→ **Your instructions**: Reproduce the data exactly and drop any pictures it holds.

▼▼▼

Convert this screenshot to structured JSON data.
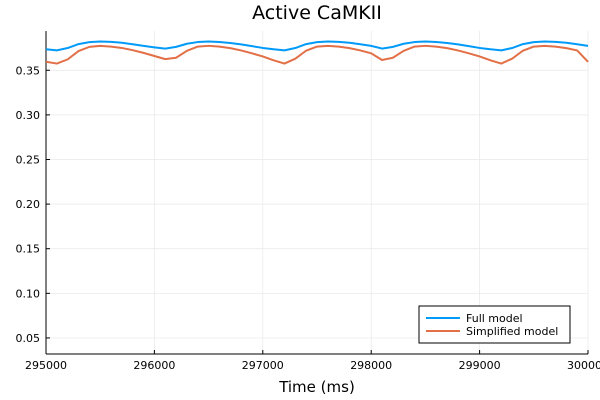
{
  "chart_data": {
    "type": "line",
    "title": "Active CaMKII",
    "xlabel": "Time (ms)",
    "ylabel": "",
    "xlim": [
      295000,
      300000
    ],
    "ylim": [
      0.032,
      0.394
    ],
    "xticks": [
      295000,
      296000,
      297000,
      298000,
      299000,
      300000
    ],
    "xtick_labels": [
      "295000",
      "296000",
      "297000",
      "298000",
      "299000",
      "300000"
    ],
    "yticks": [
      0.05,
      0.1,
      0.15,
      0.2,
      0.25,
      0.3,
      0.35
    ],
    "ytick_labels": [
      "0.05",
      "0.10",
      "0.15",
      "0.20",
      "0.25",
      "0.30",
      "0.35"
    ],
    "grid": true,
    "legend_position": "bottom-right",
    "x": [
      295000,
      295100,
      295200,
      295300,
      295400,
      295500,
      295600,
      295700,
      295800,
      295900,
      296000,
      296100,
      296200,
      296300,
      296400,
      296500,
      296600,
      296700,
      296800,
      296900,
      297000,
      297100,
      297200,
      297300,
      297400,
      297500,
      297600,
      297700,
      297800,
      297900,
      298000,
      298100,
      298200,
      298300,
      298400,
      298500,
      298600,
      298700,
      298800,
      298900,
      299000,
      299100,
      299200,
      299300,
      299400,
      299500,
      299600,
      299700,
      299800,
      299900,
      300000
    ],
    "series": [
      {
        "name": "Full model",
        "color": "#009af9",
        "values": [
          0.3735,
          0.3723,
          0.3749,
          0.3793,
          0.3815,
          0.3822,
          0.3818,
          0.3808,
          0.3792,
          0.3773,
          0.3757,
          0.3743,
          0.3762,
          0.3797,
          0.3816,
          0.3822,
          0.3817,
          0.3806,
          0.379,
          0.377,
          0.375,
          0.3735,
          0.3723,
          0.3749,
          0.3793,
          0.3815,
          0.3822,
          0.3818,
          0.3808,
          0.3792,
          0.3773,
          0.3743,
          0.3762,
          0.3797,
          0.3816,
          0.3822,
          0.3817,
          0.3806,
          0.379,
          0.377,
          0.375,
          0.3735,
          0.3723,
          0.3749,
          0.3793,
          0.3815,
          0.3822,
          0.3818,
          0.3808,
          0.3792,
          0.3773
        ]
      },
      {
        "name": "Simplified model",
        "color": "#e26f46",
        "values": [
          0.3595,
          0.3575,
          0.3622,
          0.3715,
          0.3762,
          0.3773,
          0.3765,
          0.375,
          0.3725,
          0.3695,
          0.366,
          0.3625,
          0.364,
          0.3718,
          0.3765,
          0.3774,
          0.3765,
          0.3748,
          0.3722,
          0.369,
          0.3655,
          0.3612,
          0.3575,
          0.363,
          0.372,
          0.3765,
          0.3773,
          0.3765,
          0.3748,
          0.3722,
          0.369,
          0.3615,
          0.364,
          0.3718,
          0.3765,
          0.3774,
          0.3765,
          0.3748,
          0.3722,
          0.369,
          0.3655,
          0.3612,
          0.3575,
          0.363,
          0.372,
          0.3765,
          0.3773,
          0.3765,
          0.3748,
          0.3722,
          0.3595
        ]
      }
    ]
  }
}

▲▲▲

→ **Output for this task**:
Convert this screenshot to structured JSON data.
{
  "chart_data": {
    "type": "line",
    "title": "Active CaMKII",
    "xlabel": "Time (ms)",
    "ylabel": "",
    "xlim": [
      295000,
      300000
    ],
    "ylim": [
      0.032,
      0.394
    ],
    "xticks": [
      295000,
      296000,
      297000,
      298000,
      299000,
      300000
    ],
    "xtick_labels": [
      "295000",
      "296000",
      "297000",
      "298000",
      "299000",
      "300000"
    ],
    "yticks": [
      0.05,
      0.1,
      0.15,
      0.2,
      0.25,
      0.3,
      0.35
    ],
    "ytick_labels": [
      "0.05",
      "0.10",
      "0.15",
      "0.20",
      "0.25",
      "0.30",
      "0.35"
    ],
    "grid": true,
    "legend_position": "bottom-right",
    "x": [
      295000,
      295100,
      295200,
      295300,
      295400,
      295500,
      295600,
      295700,
      295800,
      295900,
      296000,
      296100,
      296200,
      296300,
      296400,
      296500,
      296600,
      296700,
      296800,
      296900,
      297000,
      297100,
      297200,
      297300,
      297400,
      297500,
      297600,
      297700,
      297800,
      297900,
      298000,
      298100,
      298200,
      298300,
      298400,
      298500,
      298600,
      298700,
      298800,
      298900,
      299000,
      299100,
      299200,
      299300,
      299400,
      299500,
      299600,
      299700,
      299800,
      299900,
      300000
    ],
    "series": [
      {
        "name": "Full model",
        "color": "#009af9",
        "values": [
          0.3735,
          0.3723,
          0.3749,
          0.3793,
          0.3815,
          0.3822,
          0.3818,
          0.3808,
          0.3792,
          0.3773,
          0.3757,
          0.3743,
          0.3762,
          0.3797,
          0.3816,
          0.3822,
          0.3817,
          0.3806,
          0.379,
          0.377,
          0.375,
          0.3735,
          0.3723,
          0.3749,
          0.3793,
          0.3815,
          0.3822,
          0.3818,
          0.3808,
          0.3792,
          0.3773,
          0.3743,
          0.3762,
          0.3797,
          0.3816,
          0.3822,
          0.3817,
          0.3806,
          0.379,
          0.377,
          0.375,
          0.3735,
          0.3723,
          0.3749,
          0.3793,
          0.3815,
          0.3822,
          0.3818,
          0.3808,
          0.3792,
          0.3773
        ]
      },
      {
        "name": "Simplified model",
        "color": "#e26f46",
        "values": [
          0.3595,
          0.3575,
          0.3622,
          0.3715,
          0.3762,
          0.3773,
          0.3765,
          0.375,
          0.3725,
          0.3695,
          0.366,
          0.3625,
          0.364,
          0.3718,
          0.3765,
          0.3774,
          0.3765,
          0.3748,
          0.3722,
          0.369,
          0.3655,
          0.3612,
          0.3575,
          0.363,
          0.372,
          0.3765,
          0.3773,
          0.3765,
          0.3748,
          0.3722,
          0.369,
          0.3615,
          0.364,
          0.3718,
          0.3765,
          0.3774,
          0.3765,
          0.3748,
          0.3722,
          0.369,
          0.3655,
          0.3612,
          0.3575,
          0.363,
          0.372,
          0.3765,
          0.3773,
          0.3765,
          0.3748,
          0.3722,
          0.3595
        ]
      }
    ]
  }
}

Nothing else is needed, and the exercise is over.